▶ 短い課題 1: 業務の属人化に関する文章から、「クラウドログの開発チームでエンジニアをしている寺島です。」から「一般的に以下のデメリットが挙げられます。」までの部分を一字一句違えずに書き写してください。
▶ 短い課題 2: 業務の属人化に関する文章で「場合によっては、」から始まる段落を、主要な内容を保ったまま、より簡潔に書き直してください。
▶ 短い課題 3: 業務の属人化に関する文章の最後の一文に続けて、その先を書いてください。

##### 抽出テキスト

クラウドログの開発チームでエンジニアをしている寺島です。

普段は、プロダクトの機能開発を進めながら、お客様からの問い合わせに対する技術的なサポートを行っています。

私のいるチームは、技術的なサポートを担当しているという理由からリリース予定の決まった開発はあまりやらないチームだったのですが、ここ最近リリース予定の決まった開発+素早い技術的なサポートを行なっており、結構泣いています。

そういう背景から、ここ最近、業務の属人化についてちょっと考えることがあったのでつらつら書いてみようと思います。

業務の属人化とは?

業務の属人化とは、特定のメンバーや個人しか業務の進捗や進め方について把握できていない状態を指します。

一般的に以下のデメリットが挙げられます。

  • 業務がブラックボックス化し、品質が不安定になる
  • 特定メンバーが不在の場合、業務のボトルネックができやすい
  • 特定メンバーの退職や休職などで、培われた技術や知識が失われる可能性がある
  • 特定メンバーに業務負荷が偏る
  • 新たなやり方・アイディアが生まれない

このような状況になると、例えばその人しかできない作業を その人がいないとき にやりたい場合、困ってしまいます。

場合によっては、「専門知識が深化する」や「意思決定の迅速化」などのメリットも存在します。しかし、基本的に属人化のメリットは短期的なものが多く、長期的に見れば組織にとってのデメリットの方が目立つことの方が多いです。

クラウドログの開発チームは?

##########
##### 提供資料

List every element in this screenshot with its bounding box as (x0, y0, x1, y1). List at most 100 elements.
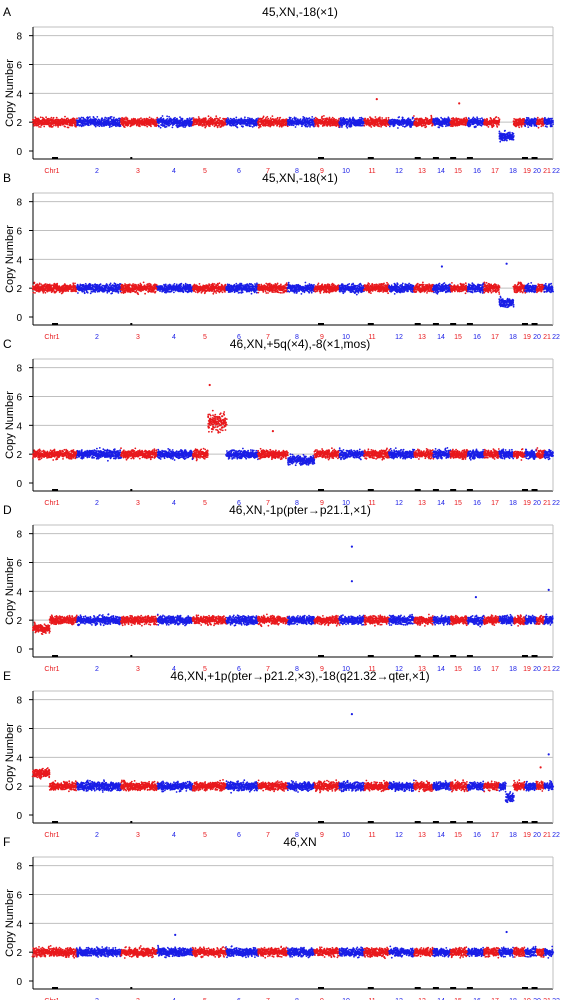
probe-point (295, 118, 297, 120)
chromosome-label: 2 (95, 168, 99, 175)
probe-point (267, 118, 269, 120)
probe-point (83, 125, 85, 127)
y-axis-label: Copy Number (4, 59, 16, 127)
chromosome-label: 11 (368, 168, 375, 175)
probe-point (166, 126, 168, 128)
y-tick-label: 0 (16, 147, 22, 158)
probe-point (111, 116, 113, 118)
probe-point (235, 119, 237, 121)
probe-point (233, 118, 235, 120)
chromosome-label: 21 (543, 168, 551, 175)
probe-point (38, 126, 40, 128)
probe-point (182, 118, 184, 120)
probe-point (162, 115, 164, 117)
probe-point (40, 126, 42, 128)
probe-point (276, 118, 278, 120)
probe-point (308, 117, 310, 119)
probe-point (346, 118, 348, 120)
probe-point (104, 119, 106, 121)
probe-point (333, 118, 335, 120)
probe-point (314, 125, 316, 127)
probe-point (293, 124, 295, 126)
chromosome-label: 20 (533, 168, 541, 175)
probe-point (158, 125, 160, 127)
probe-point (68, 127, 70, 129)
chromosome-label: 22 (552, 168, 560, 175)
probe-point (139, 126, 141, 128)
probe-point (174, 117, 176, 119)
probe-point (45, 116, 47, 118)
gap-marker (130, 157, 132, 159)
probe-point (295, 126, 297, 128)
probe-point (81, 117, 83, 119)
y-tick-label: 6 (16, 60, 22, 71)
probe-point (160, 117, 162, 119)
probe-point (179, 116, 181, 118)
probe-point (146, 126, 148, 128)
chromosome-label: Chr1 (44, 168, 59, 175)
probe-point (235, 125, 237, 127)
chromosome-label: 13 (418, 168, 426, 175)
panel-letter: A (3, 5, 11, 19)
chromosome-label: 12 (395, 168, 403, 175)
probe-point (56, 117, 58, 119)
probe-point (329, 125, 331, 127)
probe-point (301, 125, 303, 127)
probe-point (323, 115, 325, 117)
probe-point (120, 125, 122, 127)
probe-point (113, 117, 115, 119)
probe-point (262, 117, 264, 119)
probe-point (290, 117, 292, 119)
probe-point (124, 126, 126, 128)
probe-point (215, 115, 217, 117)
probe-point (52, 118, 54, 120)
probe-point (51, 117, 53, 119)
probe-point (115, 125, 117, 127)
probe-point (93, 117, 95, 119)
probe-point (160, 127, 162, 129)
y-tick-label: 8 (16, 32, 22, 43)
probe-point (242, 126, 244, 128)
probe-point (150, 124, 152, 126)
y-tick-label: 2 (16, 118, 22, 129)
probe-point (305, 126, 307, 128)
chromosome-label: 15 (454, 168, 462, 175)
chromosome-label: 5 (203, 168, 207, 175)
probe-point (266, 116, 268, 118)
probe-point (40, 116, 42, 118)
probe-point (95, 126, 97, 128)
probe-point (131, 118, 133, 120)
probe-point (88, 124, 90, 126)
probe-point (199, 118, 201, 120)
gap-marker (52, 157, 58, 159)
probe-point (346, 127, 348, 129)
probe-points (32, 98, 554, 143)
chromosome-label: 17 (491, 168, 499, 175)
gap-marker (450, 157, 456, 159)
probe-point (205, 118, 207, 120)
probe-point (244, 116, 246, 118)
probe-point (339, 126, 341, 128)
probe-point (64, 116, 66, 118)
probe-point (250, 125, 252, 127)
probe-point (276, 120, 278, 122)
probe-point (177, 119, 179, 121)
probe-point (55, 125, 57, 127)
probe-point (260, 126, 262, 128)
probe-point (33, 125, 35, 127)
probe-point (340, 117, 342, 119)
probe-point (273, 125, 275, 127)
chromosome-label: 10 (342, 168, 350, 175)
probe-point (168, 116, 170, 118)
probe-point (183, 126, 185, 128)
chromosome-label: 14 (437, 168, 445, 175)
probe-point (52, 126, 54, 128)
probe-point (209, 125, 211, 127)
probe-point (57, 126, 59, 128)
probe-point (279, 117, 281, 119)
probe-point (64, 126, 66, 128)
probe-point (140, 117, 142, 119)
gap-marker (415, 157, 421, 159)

##########
##### 提供資料

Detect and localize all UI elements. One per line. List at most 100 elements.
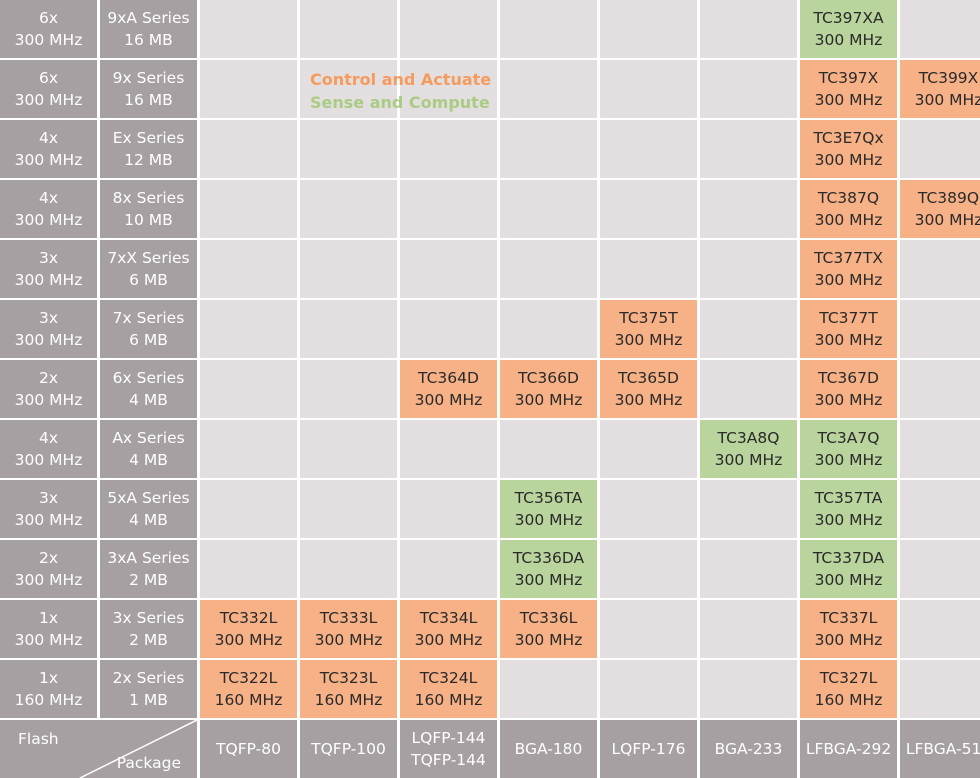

##########
##### 提供資料

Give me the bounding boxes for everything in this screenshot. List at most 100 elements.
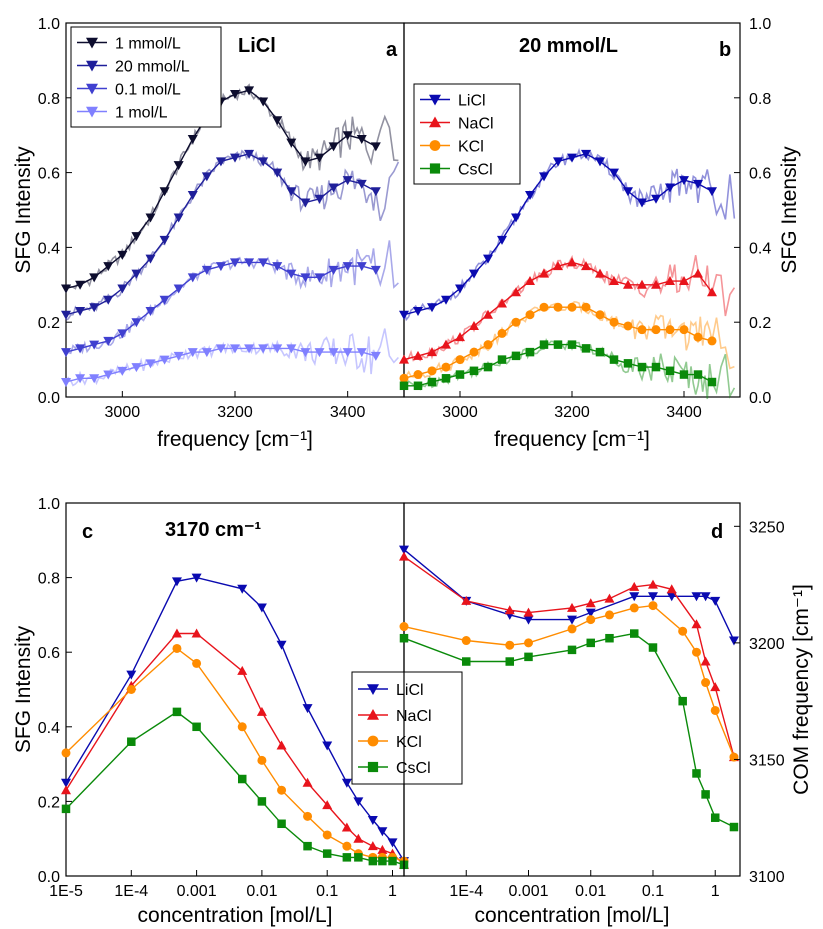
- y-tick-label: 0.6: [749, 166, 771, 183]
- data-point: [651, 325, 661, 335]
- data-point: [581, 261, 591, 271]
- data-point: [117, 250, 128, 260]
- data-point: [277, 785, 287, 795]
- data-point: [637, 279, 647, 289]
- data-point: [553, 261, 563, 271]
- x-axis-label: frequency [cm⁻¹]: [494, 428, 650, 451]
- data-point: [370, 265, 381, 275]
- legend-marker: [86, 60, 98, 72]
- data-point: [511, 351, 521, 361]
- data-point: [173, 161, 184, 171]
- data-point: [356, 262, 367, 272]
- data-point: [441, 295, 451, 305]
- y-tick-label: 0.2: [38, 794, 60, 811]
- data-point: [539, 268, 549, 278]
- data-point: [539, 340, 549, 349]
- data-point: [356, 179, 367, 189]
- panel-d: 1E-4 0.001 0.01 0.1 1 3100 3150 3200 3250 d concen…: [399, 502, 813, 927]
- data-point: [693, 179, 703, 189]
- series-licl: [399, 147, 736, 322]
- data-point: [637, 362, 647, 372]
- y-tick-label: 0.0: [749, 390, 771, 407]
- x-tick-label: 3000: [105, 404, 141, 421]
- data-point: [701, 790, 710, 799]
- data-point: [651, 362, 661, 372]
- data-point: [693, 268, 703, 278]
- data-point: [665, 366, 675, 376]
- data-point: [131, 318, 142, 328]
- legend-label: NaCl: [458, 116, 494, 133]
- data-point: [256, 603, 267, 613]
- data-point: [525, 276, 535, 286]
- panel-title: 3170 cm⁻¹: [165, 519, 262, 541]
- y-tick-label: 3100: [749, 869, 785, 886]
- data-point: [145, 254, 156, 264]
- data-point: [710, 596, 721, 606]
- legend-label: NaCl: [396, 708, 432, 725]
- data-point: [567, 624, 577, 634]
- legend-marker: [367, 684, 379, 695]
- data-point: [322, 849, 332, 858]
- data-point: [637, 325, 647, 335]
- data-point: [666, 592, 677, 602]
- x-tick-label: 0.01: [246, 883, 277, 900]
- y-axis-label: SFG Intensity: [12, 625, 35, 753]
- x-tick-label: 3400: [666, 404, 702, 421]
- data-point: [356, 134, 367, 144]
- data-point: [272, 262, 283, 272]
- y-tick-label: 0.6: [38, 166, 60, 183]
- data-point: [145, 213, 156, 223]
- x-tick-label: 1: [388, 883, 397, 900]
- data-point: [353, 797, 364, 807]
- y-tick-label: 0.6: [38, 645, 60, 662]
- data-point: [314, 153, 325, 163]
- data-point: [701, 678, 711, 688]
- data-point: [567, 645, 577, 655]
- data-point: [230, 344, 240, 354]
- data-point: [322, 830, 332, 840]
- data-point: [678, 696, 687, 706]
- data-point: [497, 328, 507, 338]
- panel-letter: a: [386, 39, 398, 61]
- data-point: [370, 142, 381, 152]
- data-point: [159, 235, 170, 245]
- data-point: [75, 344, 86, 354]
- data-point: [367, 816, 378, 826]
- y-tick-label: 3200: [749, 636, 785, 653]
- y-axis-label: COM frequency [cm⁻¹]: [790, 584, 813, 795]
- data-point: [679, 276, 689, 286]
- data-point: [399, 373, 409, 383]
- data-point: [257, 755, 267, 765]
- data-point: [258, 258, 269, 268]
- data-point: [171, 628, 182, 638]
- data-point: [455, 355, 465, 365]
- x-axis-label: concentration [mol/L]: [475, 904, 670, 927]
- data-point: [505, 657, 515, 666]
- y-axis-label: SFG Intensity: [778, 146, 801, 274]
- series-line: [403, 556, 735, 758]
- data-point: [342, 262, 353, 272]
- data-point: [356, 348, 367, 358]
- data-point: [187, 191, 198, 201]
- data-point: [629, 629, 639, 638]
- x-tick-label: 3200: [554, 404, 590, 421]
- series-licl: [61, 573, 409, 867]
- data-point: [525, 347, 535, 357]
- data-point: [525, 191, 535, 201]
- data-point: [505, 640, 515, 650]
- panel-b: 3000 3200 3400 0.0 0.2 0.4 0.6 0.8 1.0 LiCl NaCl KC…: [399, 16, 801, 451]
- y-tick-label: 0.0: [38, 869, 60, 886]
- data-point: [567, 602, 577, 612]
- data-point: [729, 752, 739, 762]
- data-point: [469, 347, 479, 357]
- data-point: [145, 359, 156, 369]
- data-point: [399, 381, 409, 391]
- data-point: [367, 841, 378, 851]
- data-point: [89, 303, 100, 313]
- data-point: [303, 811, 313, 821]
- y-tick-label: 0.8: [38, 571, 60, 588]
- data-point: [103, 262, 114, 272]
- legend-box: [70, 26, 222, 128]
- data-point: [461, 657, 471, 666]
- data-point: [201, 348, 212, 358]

##########

▶ 記述解答 1:
クラウドログの開発チームでエンジニアをしている寺島です。

普段は、プロダクトの機能開発を進めながら、お客様からの問い合わせに対する技術的なサポートを行っています。

私のいるチームは、技術的なサポートを担当しているという理由からリリース予定の決まった開発はあまりやらないチームだったのですが、ここ最近リリース予定の決まった開発+素早い技術的なサポートを行なっており、結構泣いています。

そういう背景から、ここ最近、業務の属人化についてちょっと考えることがあったのでつらつら書いてみようと思います。

業務の属人化とは?

業務の属人化とは、特定のメンバーや個人しか業務の進捗や進め方について把握できていない状態を指します。

一般的に以下のデメリットが挙げられます。

▶ 記述解答 2: 属人化には「専門知識の深化」や「意思決定の迅速化」などのメリットもあります。しかし、そのメリットは短期的なものが多く、長期的には組織にとってのデメリットの方が目立つことが多いです。

▶ 記述解答 3:
クラウドログの開発チームも例に漏れず、いろいろな属人化問題を持っています。

例えば、次のようなものがあります。

  • 特定のメンバーに問い合わせの技術的なサポート対応が偏っている
  • 特定のメンバーにリリース作業が偏っている
  • 特定のメンバーに旧システム1に関する開発や保守のノウハウが偏っている
  • 特定のメンバーにインフラ・セキュリティ・パフォーマンス等の専門知識やノウハウが偏っている

簡単に考えられるだけでもこれだけありました。深掘りすると、もっと見つかるんだろうな。一般的にどこのチームもこのような属人化問題を大なり小なり抱えていると思います。

なぜ属人化が起こるのか?

じゃ、なぜ開発チームで属人化が起きるんだろうか?という理由を考えてみました。

■ 属人化の影響を感じられていない説

属人化することによる悪影響や解消することで、どれだけ自分たちにメリットがあるか意識できていない状態。
そのため、現状維持を目的としたもの(関係者だけ読む前提)だったり、さらなる属人化を生み出すようなドキュメントが作られたりするのでは?という予想しています。

■ 知識や手順を整備できていない説

ドキュメントができていない(=一般化されていない)ケースが多いため、担当メンバーの頭の中に手順がある状態。

■ 知識や手順を活用できていない説

ドキュメントは整備できているが、それをうまくチームに説明し運用できていない状態。


他にもありそうですが、特に大きい理由だと思われるものを挙げてみました。どの状況が当てはまっても、業務の属人化が進んでしまいます。当然ですね。

属人化を解消するためにできること

ここまでの内容から、私の独断と偏見で属人化を解消するためにすべきことを挙げてみることにします。(アイデアレベルのものも含む)

■ 属人化を防ぐメリットについてチームで話し合おう!

一番最初は、属人化を自覚するところから始まると思っています。

まず属人化の状況について確認し、どのようになっているのか把握する。

そして、属人化に課題感を持つメンバーが、「何で属人化に問題があるのか?」「何で属人化を解消しなければいけないのか?」を周りのメンバーに伝えましょう。

全員が最初から同じ課題感を持つことは、とても難しいことです。まずは、問題提起から始め、課題感の共有から始めます。

属人化を防ぐことが最終目的ではないです。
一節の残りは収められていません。